→ Texto proporcionado:
..........

Pero es una vigencia que debe preocuparnos, porque los problemas allí tratados no han sido superados. El Dr. Roche, en su análisis y reflexión sobre este tema, tomó el camino de la sociología y la historia de la ciencia. Es el “medio social”, nos dice, lo que se debe estudiar para entender el proceso de la ciencia en un país como Venezuela. Y en ese medio social, la relación entre ciencia y cultura es de fundamental importancia. Un primer elemento que aborda es el de la indiferencia con el que la sociedad mira la labor del científico. Ya en 1967, una encuesta señalaba que en el mundo empresarial, el investigador gozaba de prestigio, pero de un prestigio teórico, casi como decir, inútil. Pero hay otro factor no menos importante y que tiene que ver con lo que Ramón y Cajal señalaba como un pecado en el quehacer científico español: ir siempre hacia lo útil inmediato y al practicismo estrecho, buscando recetas y fórmulas de acción para resolver problemas.
Marcel Roche, en este mismo sentido, nos alerta de las “cien máscaras de la mediocridad” que frenan el quehacer científico. El primero es el de la sensibilidad social. Ésta le impone al científico, primero que todo, resolver problemas sociales. Lo contrario es caer en el elitismo, en el cientificismo. Por ello, la ciencia debe ser aplicada, o mejor, comprometida. Y en nuestras universidades, instituciones que por su naturaleza debieran desarrollar espacios para el cultivo, formación y difusión de la ciencia, la prioridad impostergable es la docencia.
Estos valores culturales son los que limitan un quehacer científico diverso y sostenido. Y es allí donde debemos actuar para que la carrera científica, el oficio de investigar, no sea una rareza. En ese propósito, la acción del Estado es fundamental, máxime cuando la ciencia y la tecnología han alcanzado rango constitucional. Pero hay que buscar el equilibrio. Desde 1990 al presente, hemos pasado de la promoción del investigador (PPI), que buscaba crear la carrera de investigador, al estímulo a la investigación (PEI), que pone énfasis en una actividad científica enmarcada en una agenda de problemas concretos. Pero ambos van de la mano. No hay ciencia sin científicos. Y frente al “fatalismo hispano”, sólo demostraremos que podemos hacer ciencia, haciéndola.

..........

→ Muestra de datos:
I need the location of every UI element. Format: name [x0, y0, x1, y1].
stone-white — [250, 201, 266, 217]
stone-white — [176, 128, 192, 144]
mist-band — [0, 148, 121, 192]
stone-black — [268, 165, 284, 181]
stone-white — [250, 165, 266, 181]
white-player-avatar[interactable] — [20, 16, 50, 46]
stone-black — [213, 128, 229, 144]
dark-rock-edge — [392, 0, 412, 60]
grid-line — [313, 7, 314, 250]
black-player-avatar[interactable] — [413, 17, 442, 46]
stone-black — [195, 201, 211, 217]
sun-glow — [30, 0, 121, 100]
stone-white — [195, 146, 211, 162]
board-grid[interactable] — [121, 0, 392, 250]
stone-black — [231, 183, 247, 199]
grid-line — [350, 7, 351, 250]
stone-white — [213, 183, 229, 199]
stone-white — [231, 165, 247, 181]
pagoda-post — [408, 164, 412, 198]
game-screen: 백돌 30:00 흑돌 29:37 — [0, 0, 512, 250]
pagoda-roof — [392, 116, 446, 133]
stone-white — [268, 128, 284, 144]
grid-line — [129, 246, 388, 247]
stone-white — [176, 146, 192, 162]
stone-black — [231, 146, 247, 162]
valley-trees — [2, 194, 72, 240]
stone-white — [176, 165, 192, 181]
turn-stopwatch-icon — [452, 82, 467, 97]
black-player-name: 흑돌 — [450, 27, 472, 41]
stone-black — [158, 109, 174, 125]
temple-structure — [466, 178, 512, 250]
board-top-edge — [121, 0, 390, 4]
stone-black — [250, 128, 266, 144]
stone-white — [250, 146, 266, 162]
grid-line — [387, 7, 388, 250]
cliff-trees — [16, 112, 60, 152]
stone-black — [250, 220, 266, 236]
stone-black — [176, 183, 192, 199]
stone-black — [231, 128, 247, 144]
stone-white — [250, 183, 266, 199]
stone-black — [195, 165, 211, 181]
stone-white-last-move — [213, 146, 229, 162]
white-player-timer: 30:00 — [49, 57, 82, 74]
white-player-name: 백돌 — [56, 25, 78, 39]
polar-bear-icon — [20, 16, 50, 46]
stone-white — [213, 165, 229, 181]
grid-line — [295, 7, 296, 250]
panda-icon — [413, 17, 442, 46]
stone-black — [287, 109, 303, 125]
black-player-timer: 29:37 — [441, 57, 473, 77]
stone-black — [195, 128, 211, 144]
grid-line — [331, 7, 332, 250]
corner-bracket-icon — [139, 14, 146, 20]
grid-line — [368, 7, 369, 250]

..........

→ Instrucciones: Según el texto proporcionado, ¿qué señalaba una encuesta de 1967 sobre el prestigio del investigador en el mundo empresarial? Los ítems no hacen falta para resolver lo que se pide.

→ Solución del ejercicio: Señalaba que el investigador gozaba de prestigio, pero de un prestigio teórico, casi inútil.